Where a line contains the string "mean", copy that line.

§ **Data to use**
- - - - -
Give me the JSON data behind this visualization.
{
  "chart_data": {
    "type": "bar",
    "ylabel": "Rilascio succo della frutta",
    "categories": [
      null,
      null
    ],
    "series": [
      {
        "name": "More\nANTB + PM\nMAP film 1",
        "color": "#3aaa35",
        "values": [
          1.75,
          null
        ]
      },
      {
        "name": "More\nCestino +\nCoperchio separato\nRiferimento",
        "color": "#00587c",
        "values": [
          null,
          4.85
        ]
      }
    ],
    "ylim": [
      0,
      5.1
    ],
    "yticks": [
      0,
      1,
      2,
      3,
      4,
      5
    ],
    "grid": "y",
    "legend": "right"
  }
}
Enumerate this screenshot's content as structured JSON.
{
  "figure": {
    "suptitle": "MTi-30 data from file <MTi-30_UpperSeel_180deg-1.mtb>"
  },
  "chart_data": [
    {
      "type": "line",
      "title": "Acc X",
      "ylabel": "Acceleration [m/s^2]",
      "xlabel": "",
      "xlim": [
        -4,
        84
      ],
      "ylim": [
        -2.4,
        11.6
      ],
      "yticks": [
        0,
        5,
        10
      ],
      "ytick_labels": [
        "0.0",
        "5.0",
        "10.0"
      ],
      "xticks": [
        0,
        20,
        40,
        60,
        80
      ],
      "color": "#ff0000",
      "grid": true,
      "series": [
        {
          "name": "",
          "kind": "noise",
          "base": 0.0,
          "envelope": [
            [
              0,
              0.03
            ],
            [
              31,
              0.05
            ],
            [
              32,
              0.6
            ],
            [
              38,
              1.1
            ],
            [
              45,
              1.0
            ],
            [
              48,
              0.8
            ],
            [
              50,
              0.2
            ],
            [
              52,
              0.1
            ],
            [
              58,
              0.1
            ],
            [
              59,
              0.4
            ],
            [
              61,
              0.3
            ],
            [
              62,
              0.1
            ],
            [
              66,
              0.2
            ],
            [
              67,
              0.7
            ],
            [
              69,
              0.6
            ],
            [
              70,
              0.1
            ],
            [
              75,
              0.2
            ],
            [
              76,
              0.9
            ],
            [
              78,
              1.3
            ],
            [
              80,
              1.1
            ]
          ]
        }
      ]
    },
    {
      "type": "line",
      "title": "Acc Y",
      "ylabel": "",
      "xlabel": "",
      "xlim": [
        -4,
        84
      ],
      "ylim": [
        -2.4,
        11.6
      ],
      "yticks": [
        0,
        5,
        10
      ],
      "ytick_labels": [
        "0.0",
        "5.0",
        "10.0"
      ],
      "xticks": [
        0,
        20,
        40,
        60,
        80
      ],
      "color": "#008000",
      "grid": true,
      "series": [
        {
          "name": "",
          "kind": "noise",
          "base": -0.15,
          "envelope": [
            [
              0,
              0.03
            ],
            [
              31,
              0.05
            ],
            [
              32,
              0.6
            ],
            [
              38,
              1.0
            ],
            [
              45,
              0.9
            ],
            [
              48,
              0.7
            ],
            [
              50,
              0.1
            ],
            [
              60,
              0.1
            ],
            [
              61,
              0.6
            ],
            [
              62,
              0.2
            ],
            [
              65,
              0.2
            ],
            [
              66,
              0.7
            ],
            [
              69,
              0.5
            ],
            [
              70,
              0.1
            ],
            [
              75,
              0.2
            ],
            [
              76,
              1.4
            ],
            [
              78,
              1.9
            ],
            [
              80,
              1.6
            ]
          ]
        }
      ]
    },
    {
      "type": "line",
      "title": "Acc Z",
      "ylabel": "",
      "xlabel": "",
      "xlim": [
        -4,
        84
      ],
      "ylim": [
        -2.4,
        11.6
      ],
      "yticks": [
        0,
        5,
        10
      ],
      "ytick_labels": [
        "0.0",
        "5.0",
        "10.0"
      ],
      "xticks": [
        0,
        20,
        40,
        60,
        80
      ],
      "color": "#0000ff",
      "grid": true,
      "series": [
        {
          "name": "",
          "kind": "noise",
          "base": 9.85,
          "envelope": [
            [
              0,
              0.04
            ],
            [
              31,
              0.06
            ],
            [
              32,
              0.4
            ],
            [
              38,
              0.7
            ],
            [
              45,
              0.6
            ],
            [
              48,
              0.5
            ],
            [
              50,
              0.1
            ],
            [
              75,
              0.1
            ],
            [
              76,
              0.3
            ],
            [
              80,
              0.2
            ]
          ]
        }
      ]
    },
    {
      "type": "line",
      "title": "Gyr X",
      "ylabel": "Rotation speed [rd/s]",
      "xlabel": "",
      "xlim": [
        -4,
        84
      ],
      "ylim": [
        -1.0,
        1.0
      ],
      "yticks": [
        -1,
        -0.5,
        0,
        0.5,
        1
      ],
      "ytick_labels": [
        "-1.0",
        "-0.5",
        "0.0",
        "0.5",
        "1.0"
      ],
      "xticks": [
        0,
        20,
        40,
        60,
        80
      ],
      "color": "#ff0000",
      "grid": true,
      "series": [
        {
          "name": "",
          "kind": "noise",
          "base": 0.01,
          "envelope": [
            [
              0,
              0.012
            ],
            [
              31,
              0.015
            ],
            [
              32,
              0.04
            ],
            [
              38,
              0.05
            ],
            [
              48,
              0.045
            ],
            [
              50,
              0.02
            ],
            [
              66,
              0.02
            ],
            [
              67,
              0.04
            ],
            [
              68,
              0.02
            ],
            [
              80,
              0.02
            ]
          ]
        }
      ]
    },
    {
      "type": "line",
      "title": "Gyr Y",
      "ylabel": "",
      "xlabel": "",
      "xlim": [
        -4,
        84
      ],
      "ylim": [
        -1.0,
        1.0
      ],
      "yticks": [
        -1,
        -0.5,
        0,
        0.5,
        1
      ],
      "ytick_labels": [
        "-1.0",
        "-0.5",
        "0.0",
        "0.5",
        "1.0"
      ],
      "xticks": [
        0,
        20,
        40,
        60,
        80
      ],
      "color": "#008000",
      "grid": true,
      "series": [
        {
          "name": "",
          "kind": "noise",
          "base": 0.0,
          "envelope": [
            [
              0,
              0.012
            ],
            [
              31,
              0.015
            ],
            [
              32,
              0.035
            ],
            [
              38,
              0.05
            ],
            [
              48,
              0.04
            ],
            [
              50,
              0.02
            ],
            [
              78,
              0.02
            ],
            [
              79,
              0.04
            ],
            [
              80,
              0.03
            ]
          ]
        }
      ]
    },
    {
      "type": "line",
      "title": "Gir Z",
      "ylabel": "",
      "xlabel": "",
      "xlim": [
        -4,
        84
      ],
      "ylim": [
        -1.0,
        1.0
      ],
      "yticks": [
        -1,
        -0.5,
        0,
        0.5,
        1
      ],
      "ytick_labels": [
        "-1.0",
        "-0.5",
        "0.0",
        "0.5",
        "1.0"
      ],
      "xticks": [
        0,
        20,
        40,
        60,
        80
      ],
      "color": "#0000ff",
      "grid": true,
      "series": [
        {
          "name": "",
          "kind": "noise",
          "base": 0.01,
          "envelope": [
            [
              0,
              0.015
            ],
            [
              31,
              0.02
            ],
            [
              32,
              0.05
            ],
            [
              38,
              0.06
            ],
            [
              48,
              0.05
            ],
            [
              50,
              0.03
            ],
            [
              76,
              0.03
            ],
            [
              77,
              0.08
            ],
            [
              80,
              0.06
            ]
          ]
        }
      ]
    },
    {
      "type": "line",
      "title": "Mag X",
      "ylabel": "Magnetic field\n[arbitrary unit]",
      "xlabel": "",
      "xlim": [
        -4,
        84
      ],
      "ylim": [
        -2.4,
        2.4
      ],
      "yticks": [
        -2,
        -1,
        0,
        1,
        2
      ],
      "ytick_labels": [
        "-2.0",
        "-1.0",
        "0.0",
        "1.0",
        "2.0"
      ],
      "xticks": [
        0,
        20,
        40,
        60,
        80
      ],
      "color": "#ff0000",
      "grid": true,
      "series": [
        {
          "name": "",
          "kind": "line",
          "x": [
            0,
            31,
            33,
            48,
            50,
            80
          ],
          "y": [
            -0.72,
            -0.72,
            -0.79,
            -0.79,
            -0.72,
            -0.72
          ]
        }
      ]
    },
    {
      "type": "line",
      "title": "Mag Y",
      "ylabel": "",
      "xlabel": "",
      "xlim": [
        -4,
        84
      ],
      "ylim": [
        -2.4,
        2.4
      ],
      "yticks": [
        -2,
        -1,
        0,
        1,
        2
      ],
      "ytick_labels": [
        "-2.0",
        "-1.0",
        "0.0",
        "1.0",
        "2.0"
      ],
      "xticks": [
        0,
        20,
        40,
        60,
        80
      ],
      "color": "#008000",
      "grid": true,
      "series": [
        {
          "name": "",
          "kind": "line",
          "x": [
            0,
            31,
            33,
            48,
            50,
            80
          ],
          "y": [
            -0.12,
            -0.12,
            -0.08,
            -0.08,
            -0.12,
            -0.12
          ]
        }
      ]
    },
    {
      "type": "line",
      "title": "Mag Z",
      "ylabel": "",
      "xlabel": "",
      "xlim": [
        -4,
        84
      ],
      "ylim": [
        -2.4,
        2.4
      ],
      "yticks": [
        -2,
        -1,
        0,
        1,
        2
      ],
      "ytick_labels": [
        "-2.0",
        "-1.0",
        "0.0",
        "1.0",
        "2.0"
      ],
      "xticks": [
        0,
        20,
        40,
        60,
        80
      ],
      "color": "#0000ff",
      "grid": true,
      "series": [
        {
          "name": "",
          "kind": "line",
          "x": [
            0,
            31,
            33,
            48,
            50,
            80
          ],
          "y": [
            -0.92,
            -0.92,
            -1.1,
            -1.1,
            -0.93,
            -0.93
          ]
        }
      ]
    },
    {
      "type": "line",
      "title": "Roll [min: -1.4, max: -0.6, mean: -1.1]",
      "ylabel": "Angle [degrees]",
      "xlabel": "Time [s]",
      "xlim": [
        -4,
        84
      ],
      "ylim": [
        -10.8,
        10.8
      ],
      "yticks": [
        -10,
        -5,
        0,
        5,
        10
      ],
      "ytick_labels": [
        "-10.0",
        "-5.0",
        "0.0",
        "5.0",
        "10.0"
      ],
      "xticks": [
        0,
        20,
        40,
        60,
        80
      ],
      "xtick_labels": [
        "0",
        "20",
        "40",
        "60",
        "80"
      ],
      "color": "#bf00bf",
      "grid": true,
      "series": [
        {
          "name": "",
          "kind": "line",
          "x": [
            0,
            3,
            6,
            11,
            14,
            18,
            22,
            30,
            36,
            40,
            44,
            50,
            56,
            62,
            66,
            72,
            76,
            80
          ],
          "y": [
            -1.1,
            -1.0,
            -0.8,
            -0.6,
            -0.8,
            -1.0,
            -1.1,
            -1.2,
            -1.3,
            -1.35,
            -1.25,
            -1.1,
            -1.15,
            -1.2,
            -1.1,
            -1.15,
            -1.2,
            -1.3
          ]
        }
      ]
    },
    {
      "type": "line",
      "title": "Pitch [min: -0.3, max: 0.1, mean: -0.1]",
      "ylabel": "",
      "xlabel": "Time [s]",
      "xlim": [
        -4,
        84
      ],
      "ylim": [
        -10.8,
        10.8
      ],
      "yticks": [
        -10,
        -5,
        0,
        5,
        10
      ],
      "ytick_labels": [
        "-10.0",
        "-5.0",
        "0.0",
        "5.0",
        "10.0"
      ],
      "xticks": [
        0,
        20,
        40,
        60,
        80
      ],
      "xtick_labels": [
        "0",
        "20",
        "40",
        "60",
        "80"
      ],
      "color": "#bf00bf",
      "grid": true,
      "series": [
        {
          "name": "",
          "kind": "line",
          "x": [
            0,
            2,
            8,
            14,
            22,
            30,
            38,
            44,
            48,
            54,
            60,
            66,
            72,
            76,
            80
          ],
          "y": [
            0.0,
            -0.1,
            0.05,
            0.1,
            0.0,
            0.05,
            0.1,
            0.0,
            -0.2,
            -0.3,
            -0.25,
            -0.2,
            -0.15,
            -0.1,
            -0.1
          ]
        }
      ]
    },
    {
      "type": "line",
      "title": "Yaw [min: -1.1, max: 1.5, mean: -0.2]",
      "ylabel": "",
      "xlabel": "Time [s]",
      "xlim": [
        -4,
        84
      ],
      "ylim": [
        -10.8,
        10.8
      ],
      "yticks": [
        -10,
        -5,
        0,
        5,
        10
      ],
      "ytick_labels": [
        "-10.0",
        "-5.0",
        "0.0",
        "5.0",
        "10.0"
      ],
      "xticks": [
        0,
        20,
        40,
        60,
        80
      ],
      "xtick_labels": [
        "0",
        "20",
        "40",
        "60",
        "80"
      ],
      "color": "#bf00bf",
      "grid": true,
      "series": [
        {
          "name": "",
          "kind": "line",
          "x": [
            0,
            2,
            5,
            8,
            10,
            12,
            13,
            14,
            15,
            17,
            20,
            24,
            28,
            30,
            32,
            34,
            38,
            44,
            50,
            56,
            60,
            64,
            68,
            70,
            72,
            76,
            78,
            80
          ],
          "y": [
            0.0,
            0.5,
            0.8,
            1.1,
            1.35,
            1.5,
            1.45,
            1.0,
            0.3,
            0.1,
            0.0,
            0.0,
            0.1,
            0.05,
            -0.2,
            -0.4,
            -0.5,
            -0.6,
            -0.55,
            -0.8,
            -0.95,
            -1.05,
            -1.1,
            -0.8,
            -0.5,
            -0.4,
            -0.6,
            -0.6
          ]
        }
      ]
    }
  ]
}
- - - - -
§ **Answer to the task**
      "title": "Roll [min: -1.4, max: -0.6, mean: -1.1]",
      "title": "Pitch [min: -0.3, max: 0.1, mean: -0.1]",
      "title": "Yaw [min: -1.1, max: 1.5, mean: -0.2]",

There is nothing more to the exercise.